Brief — Look through the entries below and count the lines with the word "социально" in them; give only the number.

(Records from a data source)
□ □ □ □
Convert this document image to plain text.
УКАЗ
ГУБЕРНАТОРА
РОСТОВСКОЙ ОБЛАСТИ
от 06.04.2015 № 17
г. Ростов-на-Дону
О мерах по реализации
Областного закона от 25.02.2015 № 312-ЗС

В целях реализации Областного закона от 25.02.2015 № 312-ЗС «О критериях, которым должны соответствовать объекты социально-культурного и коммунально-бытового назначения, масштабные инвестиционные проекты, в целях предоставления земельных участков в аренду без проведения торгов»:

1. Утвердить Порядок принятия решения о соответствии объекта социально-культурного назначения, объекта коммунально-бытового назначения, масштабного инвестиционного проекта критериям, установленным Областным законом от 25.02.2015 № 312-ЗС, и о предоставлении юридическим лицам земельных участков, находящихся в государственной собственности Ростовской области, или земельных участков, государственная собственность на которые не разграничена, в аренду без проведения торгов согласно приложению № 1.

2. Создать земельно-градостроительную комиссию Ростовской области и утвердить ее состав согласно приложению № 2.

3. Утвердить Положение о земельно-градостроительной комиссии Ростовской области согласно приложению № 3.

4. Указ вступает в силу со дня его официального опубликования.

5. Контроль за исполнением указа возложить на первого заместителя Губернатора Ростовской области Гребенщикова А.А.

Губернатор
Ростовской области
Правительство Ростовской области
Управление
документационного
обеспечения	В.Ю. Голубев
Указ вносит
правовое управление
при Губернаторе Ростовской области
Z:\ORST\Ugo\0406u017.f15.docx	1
□ □ □ □
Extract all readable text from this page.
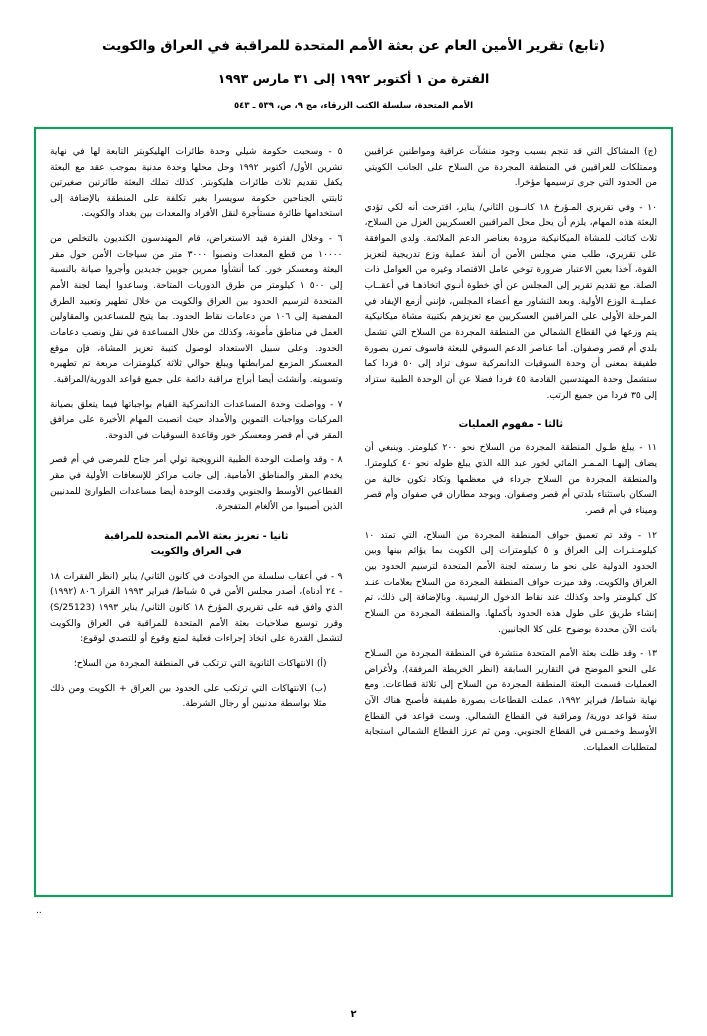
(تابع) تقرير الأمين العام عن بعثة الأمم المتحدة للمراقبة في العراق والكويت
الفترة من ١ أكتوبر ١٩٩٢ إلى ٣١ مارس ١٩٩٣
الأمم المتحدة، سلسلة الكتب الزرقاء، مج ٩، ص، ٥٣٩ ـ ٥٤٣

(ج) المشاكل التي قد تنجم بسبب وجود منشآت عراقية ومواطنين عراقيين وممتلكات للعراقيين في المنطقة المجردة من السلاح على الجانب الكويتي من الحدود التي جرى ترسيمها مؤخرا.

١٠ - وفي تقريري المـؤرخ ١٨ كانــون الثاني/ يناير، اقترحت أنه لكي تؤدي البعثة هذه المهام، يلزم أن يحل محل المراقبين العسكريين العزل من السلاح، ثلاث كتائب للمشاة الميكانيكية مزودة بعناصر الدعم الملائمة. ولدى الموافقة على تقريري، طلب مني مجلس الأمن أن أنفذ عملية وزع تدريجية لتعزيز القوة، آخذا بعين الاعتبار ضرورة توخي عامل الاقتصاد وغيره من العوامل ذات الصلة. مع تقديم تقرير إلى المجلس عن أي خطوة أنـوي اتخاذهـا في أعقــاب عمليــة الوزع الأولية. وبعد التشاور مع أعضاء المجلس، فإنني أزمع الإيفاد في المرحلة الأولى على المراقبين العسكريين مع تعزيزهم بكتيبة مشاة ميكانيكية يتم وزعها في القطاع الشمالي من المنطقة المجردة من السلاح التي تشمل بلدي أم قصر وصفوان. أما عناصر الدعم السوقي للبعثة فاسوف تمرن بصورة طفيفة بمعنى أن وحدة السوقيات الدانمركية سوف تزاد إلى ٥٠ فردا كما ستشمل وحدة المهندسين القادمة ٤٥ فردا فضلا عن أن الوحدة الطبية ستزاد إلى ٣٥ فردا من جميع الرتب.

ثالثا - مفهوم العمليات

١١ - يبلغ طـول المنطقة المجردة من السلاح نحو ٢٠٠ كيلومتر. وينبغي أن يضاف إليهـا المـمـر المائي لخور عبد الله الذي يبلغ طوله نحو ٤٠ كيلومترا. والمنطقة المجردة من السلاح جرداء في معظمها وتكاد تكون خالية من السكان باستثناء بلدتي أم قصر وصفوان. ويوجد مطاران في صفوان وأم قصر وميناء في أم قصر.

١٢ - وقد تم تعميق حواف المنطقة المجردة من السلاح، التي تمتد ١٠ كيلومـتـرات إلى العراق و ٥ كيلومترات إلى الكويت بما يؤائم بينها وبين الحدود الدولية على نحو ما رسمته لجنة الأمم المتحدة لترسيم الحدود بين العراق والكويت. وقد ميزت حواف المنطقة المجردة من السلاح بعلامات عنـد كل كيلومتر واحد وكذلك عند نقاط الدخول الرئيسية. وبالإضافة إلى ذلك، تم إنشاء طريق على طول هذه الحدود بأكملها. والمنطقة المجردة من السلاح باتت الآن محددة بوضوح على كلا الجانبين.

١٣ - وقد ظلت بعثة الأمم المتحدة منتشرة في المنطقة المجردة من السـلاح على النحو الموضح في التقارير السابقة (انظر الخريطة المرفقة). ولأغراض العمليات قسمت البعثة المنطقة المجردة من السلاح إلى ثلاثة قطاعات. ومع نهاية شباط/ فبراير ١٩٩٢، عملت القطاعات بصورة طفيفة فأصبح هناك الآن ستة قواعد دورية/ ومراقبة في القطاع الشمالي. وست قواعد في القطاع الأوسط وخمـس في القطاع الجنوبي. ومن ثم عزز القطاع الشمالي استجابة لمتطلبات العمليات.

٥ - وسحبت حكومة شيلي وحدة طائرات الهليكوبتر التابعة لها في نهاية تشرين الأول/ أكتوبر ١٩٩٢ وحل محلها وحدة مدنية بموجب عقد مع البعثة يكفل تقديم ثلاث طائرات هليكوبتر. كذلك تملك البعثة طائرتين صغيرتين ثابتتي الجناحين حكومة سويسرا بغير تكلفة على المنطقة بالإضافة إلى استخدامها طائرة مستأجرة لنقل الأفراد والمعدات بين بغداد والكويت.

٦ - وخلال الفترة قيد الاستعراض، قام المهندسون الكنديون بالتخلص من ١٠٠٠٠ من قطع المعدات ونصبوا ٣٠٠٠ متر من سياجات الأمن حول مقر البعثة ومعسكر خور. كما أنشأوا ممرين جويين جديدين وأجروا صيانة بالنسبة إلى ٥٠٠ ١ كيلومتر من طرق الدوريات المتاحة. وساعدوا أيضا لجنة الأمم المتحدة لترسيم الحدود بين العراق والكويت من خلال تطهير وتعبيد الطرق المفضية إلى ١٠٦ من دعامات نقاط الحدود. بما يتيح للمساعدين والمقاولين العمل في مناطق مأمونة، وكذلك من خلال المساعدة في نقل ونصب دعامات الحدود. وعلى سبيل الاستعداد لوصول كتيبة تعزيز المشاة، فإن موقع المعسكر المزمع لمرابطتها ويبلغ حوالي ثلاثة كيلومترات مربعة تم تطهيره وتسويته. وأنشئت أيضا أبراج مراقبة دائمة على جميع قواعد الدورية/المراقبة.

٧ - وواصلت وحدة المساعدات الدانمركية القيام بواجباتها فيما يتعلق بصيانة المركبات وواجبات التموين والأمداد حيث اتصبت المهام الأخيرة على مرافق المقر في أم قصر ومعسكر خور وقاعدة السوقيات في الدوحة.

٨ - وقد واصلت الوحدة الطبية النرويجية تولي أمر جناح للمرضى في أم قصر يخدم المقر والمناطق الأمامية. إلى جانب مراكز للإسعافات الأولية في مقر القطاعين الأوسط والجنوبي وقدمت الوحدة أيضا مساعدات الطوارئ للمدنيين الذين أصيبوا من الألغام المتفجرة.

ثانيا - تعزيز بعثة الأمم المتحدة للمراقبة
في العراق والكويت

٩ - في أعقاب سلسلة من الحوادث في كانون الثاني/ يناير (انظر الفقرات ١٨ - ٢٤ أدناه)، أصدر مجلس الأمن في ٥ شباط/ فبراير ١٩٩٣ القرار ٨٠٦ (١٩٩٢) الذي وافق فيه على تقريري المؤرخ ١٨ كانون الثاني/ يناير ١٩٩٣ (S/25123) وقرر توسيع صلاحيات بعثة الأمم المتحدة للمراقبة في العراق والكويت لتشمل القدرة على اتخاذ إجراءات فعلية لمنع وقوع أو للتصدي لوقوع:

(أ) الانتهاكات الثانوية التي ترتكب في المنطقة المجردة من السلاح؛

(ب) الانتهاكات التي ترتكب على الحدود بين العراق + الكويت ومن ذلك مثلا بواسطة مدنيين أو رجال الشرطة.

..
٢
□ □ □ □
Final result — 2